- _Task_:
Quote the full listing word for word.

-- START --

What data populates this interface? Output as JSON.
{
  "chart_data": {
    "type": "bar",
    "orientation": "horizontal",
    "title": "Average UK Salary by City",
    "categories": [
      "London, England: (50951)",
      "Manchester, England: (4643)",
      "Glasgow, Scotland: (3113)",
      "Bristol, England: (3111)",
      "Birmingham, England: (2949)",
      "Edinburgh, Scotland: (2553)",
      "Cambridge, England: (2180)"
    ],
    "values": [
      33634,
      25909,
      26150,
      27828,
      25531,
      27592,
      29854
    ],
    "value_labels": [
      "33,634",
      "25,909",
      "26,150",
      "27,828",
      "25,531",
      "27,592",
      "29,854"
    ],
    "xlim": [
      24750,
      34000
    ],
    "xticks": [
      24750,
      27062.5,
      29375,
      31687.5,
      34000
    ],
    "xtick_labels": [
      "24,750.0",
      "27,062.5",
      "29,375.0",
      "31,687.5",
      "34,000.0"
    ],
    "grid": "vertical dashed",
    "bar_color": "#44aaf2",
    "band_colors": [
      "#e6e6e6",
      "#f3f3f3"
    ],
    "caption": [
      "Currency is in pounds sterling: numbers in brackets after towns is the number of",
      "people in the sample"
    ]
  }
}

-- END --

- _Reply_:
What data populates this interface? Output as JSON.
{
  "chart_data": {
    "type": "bar",
    "orientation": "horizontal",
    "title": "Average UK Salary by City",
    "categories": [
      "London, England: (50951)",
      "Manchester, England: (4643)",
      "Glasgow, Scotland: (3113)",
      "Bristol, England: (3111)",
      "Birmingham, England: (2949)",
      "Edinburgh, Scotland: (2553)",
      "Cambridge, England: (2180)"
    ],
    "values": [
      33634,
      25909,
      26150,
      27828,
      25531,
      27592,
      29854
    ],
    "value_labels": [
      "33,634",
      "25,909",
      "26,150",
      "27,828",
      "25,531",
      "27,592",
      "29,854"
    ],
    "xlim": [
      24750,
      34000
    ],
    "xticks": [
      24750,
      27062.5,
      29375,
      31687.5,
      34000
    ],
    "xtick_labels": [
      "24,750.0",
      "27,062.5",
      "29,375.0",
      "31,687.5",
      "34,000.0"
    ],
    "grid": "vertical dashed",
    "bar_color": "#44aaf2",
    "band_colors": [
      "#e6e6e6",
      "#f3f3f3"
    ],
    "caption": [
      "Currency is in pounds sterling: numbers in brackets after towns is the number of",
      "people in the sample"
    ]
  }
}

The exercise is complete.